Maksimilijan Njegovan (31 October 1858 – 1 July 1930) was an Austro-Hungarian admiral of Croatian descent. He was the Navy's senior administrator as well as its fleet commander in World War I, from 1917 to 1918. He "inherited a competent but exhausted service."

Background

Njegovan was born in 1858 in Agram (now Zagreb). Upon graduation from the Imperial and Royal Naval Academy in Fiume (now Rijeka), he joined the fleet in Pola (Pula) in 1877 as a Seekadett. In 1893, after receiving a short instructional course as torpedo officer of Alpha, he received his first command, the torpedo boat Condor.

At the Naval Academy, he was an instructor in seamanship from 1898 to 1905. Njegovan then held command of the battleship Budapest until 1907. He served from 1907 to 1909 as chief of staff to the Marinekommandant (Navy Commander), Rudolf Montecuccoli, and as adjutant and chief of operations of the Marinesektion (Naval Section of the War Ministry), of which Montecuccoli was Chef (Chief).

He was promoted to Kontreadmiral in 1911 and Vizeadmiral in 1913. In the spring of the same year he commanded naval units at the international Blockade of Montenegro. At the outbreak of the First World War in 1914 he was named commander of the 1st Division of the 1st Battle Squadron, hoisting his flag in the dreadnought battleship Tegetthoff. Njegovan was decorated with the Order of Leopold for his bombardment of Ancona the night Italy declared war on the empire, 23/24 May 1915.

Fleet Commander

In February 1917 he succeeded the late Grossadmiral Anton Haus as Marinekommandant
and as Flottenkommandant (Fleet Commander). Promoted to full Admiral, he was appointed to the additional post of Chef der Marinesektion in April 1917, succeeding the late Karl Kailer von Kaltenfels. Njegovan was the last man to hold all three posts. He received the Grand Cross of the Order of the Iron Crown for the battle of the Otranto Straits, 14/15 May 1917.

----

### [COMPLETE THE FOLLOWING]
a - Quote the Njegovan biography word for word between "Njegovan was born" and "torpedo boat Condor.", inclusive.
b - According to the Njegovan biography, what was the first command he received?
The listing that comes next has nothing to do with the Njegovan biography.

### [SUPPLIED INFORMATION]
----

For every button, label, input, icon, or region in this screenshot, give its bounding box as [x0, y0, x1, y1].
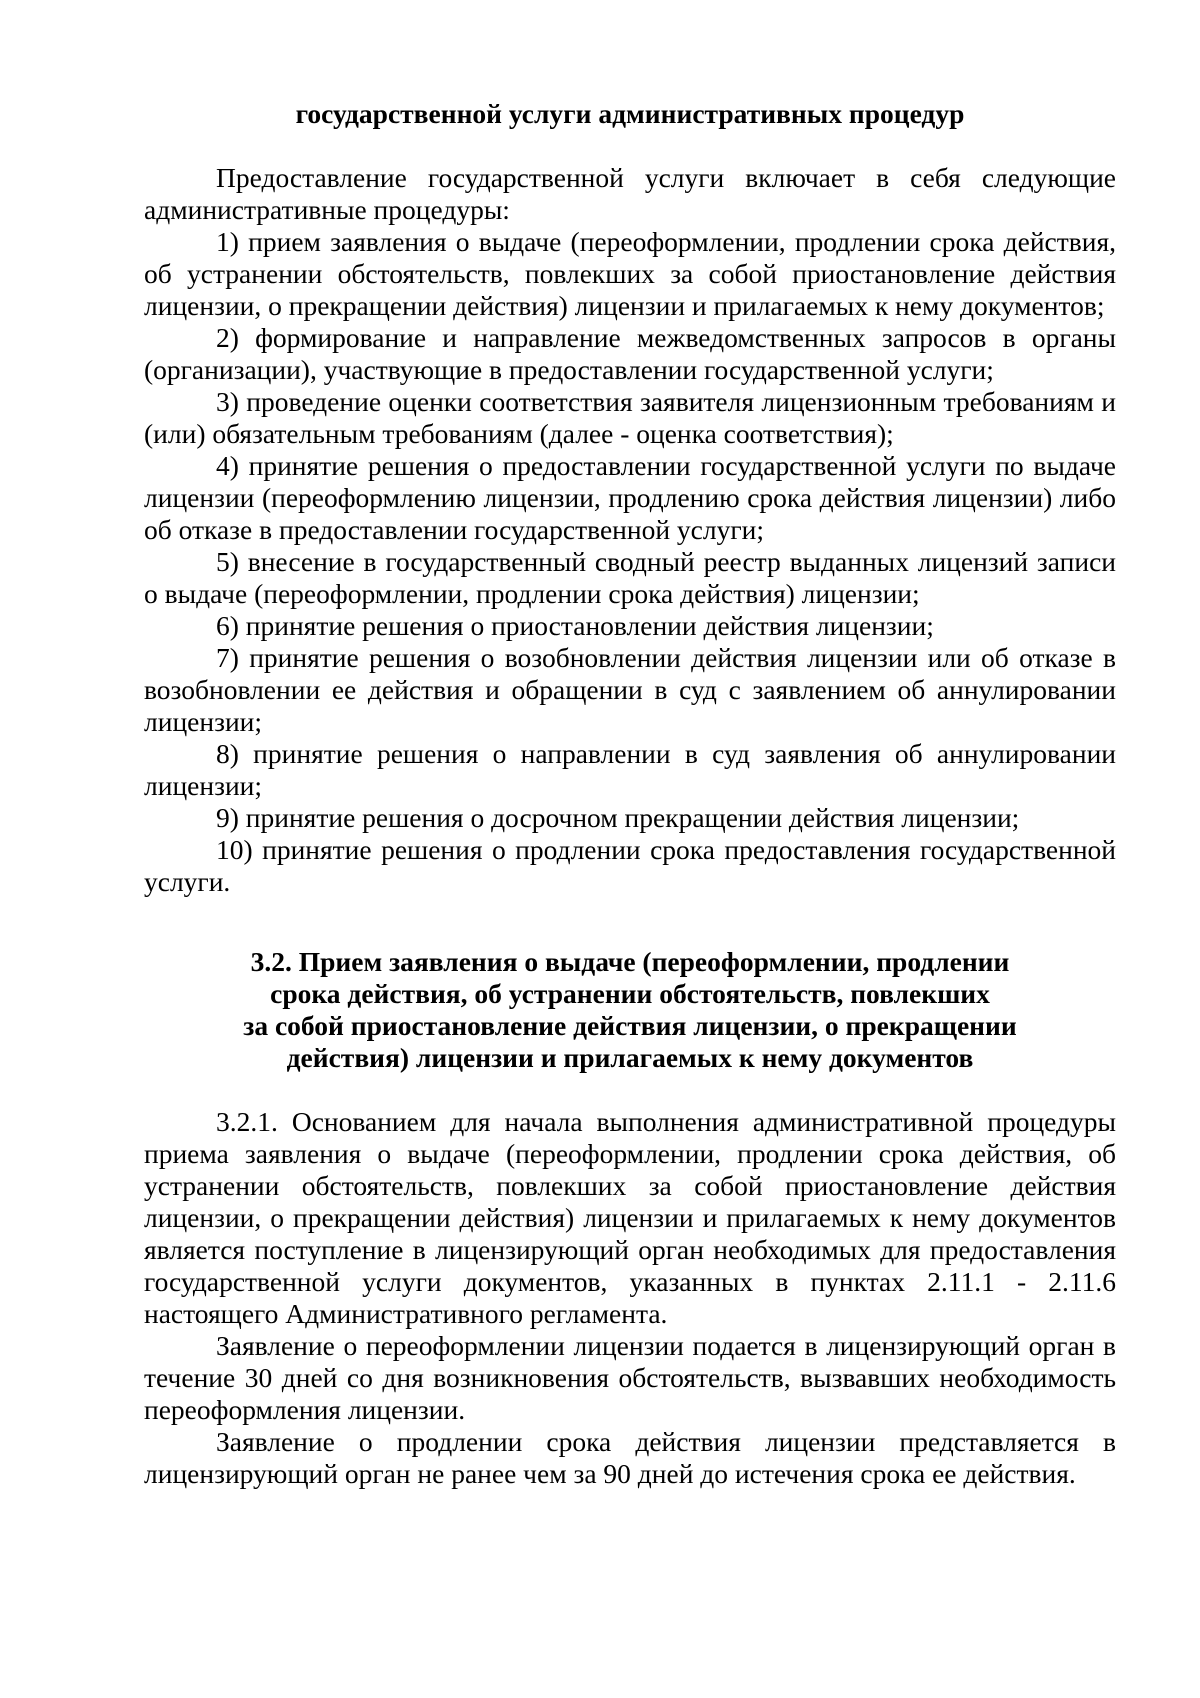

----

### [TASK-BY-TASK OUTPUTS]
a -
Njegovan was born in 1858 in Agram (now Zagreb). Upon graduation from the Imperial and Royal Naval Academy in Fiume (now Rijeka), he joined the fleet in Pola (Pula) in 1877 as a Seekadett. In 1893, after receiving a short instructional course as torpedo officer of Alpha, he received his first command, the torpedo boat Condor.

b - The torpedo boat Condor, in 1893.